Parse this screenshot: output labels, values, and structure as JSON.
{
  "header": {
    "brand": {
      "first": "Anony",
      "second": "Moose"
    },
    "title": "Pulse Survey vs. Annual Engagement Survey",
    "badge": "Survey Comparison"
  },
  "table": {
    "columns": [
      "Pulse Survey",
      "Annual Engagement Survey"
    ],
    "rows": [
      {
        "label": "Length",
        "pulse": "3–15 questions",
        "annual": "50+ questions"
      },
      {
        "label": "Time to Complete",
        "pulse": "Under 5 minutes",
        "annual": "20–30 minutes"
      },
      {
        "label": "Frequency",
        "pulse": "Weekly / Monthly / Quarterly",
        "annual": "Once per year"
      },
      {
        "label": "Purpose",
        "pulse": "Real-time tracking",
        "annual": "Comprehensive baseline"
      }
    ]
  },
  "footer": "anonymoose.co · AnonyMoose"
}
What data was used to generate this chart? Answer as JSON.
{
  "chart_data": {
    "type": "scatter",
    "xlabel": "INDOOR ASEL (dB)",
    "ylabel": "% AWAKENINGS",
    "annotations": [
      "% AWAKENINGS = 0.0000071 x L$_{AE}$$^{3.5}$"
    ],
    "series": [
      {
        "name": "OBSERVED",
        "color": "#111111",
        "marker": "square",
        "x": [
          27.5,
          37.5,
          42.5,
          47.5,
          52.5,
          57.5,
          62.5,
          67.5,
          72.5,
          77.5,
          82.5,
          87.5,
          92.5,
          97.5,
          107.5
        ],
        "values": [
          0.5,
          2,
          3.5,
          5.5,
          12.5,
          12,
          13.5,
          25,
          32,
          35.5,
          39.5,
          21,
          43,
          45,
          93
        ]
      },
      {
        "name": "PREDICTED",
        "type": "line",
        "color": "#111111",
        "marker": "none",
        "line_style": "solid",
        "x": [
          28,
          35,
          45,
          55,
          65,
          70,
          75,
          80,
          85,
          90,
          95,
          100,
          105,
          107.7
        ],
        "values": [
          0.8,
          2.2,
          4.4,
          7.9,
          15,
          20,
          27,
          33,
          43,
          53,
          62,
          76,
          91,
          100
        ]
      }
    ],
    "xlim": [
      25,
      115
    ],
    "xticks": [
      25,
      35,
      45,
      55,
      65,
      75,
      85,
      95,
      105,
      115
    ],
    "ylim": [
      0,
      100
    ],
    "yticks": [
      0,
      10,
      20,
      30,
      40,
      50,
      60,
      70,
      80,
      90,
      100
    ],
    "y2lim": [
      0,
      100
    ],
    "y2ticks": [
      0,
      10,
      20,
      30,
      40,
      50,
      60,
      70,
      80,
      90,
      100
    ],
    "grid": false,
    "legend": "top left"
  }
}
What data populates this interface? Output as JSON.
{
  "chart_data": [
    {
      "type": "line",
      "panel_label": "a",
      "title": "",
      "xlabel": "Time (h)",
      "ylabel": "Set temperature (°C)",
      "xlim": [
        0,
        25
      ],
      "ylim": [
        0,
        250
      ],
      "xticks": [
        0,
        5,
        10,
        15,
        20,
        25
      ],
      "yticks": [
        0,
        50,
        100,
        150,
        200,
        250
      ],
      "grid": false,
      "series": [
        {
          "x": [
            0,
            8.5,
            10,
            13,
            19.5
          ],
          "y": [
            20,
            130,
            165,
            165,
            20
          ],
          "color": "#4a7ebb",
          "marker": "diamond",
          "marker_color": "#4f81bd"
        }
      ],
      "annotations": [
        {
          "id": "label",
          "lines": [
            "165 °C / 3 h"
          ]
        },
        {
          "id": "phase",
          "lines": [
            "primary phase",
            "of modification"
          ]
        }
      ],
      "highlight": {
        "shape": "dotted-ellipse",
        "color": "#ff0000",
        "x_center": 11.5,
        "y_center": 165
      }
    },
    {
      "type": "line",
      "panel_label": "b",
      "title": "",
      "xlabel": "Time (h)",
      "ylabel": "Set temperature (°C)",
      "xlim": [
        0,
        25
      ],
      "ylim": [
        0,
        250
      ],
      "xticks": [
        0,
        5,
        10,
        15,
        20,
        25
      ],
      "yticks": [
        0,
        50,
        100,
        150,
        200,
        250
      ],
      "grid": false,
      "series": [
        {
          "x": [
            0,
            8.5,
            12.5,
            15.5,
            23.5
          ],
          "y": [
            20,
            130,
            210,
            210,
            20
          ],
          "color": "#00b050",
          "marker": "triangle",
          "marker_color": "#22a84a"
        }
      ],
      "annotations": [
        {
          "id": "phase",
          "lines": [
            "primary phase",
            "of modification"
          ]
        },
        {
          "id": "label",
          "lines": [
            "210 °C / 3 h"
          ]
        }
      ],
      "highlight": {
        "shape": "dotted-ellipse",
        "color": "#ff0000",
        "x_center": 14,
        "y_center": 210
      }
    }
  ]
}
* * *
- Stated task -
Copy all the lines, exactly.

- Correct response -
Parse this screenshot: output labels, values, and structure as JSON.
{
  "header": {
    "brand": {
      "first": "Anony",
      "second": "Moose"
    },
    "title": "Pulse Survey vs. Annual Engagement Survey",
    "badge": "Survey Comparison"
  },
  "table": {
    "columns": [
      "Pulse Survey",
      "Annual Engagement Survey"
    ],
    "rows": [
      {
        "label": "Length",
        "pulse": "3–15 questions",
        "annual": "50+ questions"
      },
      {
        "label": "Time to Complete",
        "pulse": "Under 5 minutes",
        "annual": "20–30 minutes"
      },
      {
        "label": "Frequency",
        "pulse": "Weekly / Monthly / Quarterly",
        "annual": "Once per year"
      },
      {
        "label": "Purpose",
        "pulse": "Real-time tracking",
        "annual": "Comprehensive baseline"
      }
    ]
  },
  "footer": "anonymoose.co · AnonyMoose"
}
What data was used to generate this chart? Answer as JSON.
{
  "chart_data": {
    "type": "scatter",
    "xlabel": "INDOOR ASEL (dB)",
    "ylabel": "% AWAKENINGS",
    "annotations": [
      "% AWAKENINGS = 0.0000071 x L$_{AE}$$^{3.5}$"
    ],
    "series": [
      {
        "name": "OBSERVED",
        "color": "#111111",
        "marker": "square",
        "x": [
          27.5,
          37.5,
          42.5,
          47.5,
          52.5,
          57.5,
          62.5,
          67.5,
          72.5,
          77.5,
          82.5,
          87.5,
          92.5,
          97.5,
          107.5
        ],
        "values": [
          0.5,
          2,
          3.5,
          5.5,
          12.5,
          12,
          13.5,
          25,
          32,
          35.5,
          39.5,
          21,
          43,
          45,
          93
        ]
      },
      {
        "name": "PREDICTED",
        "type": "line",
        "color": "#111111",
        "marker": "none",
        "line_style": "solid",
        "x": [
          28,
          35,
          45,
          55,
          65,
          70,
          75,
          80,
          85,
          90,
          95,
          100,
          105,
          107.7
        ],
        "values": [
          0.8,
          2.2,
          4.4,
          7.9,
          15,
          20,
          27,
          33,
          43,
          53,
          62,
          76,
          91,
          100
        ]
      }
    ],
    "xlim": [
      25,
      115
    ],
    "xticks": [
      25,
      35,
      45,
      55,
      65,
      75,
      85,
      95,
      105,
      115
    ],
    "ylim": [
      0,
      100
    ],
    "yticks": [
      0,
      10,
      20,
      30,
      40,
      50,
      60,
      70,
      80,
      90,
      100
    ],
    "y2lim": [
      0,
      100
    ],
    "y2ticks": [
      0,
      10,
      20,
      30,
      40,
      50,
      60,
      70,
      80,
      90,
      100
    ],
    "grid": false,
    "legend": "top left"
  }
}
What data populates this interface? Output as JSON.
{
  "chart_data": [
    {
      "type": "line",
      "panel_label": "a",
      "title": "",
      "xlabel": "Time (h)",
      "ylabel": "Set temperature (°C)",
      "xlim": [
        0,
        25
      ],
      "ylim": [
        0,
        250
      ],
      "xticks": [
        0,
        5,
        10,
        15,
        20,
        25
      ],
      "yticks": [
        0,
        50,
        100,
        150,
        200,
        250
      ],
      "grid": false,
      "series": [
        {
          "x": [
            0,
            8.5,
            10,
            13,
            19.5
          ],
          "y": [
            20,
            130,
            165,
            165,
            20
          ],
          "color": "#4a7ebb",
          "marker": "diamond",
          "marker_color": "#4f81bd"
        }
      ],
      "annotations": [
        {
          "id": "label",
          "lines": [
            "165 °C / 3 h"
          ]
        },
        {
          "id": "phase",
          "lines": [
            "primary phase",
            "of modification"
          ]
        }
      ],
      "highlight": {
        "shape": "dotted-ellipse",
        "color": "#ff0000",
        "x_center": 11.5,
        "y_center": 165
      }
    },
    {
      "type": "line",
      "panel_label": "b",
      "title": "",
      "xlabel": "Time (h)",
      "ylabel": "Set temperature (°C)",
      "xlim": [
        0,
        25
      ],
      "ylim": [
        0,
        250
      ],
      "xticks": [
        0,
        5,
        10,
        15,
        20,
        25
      ],
      "yticks": [
        0,
        50,
        100,
        150,
        200,
        250
      ],
      "grid": false,
      "series": [
        {
          "x": [
            0,
            8.5,
            12.5,
            15.5,
            23.5
          ],
          "y": [
            20,
            130,
            210,
            210,
            20
          ],
          "color": "#00b050",
          "marker": "triangle",
          "marker_color": "#22a84a"
        }
      ],
      "annotations": [
        {
          "id": "phase",
          "lines": [
            "primary phase",
            "of modification"
          ]
        },
        {
          "id": "label",
          "lines": [
            "210 °C / 3 h"
          ]
        }
      ],
      "highlight": {
        "shape": "dotted-ellipse",
        "color": "#ff0000",
        "x_center": 14,
        "y_center": 210
      }
    }
  ]
}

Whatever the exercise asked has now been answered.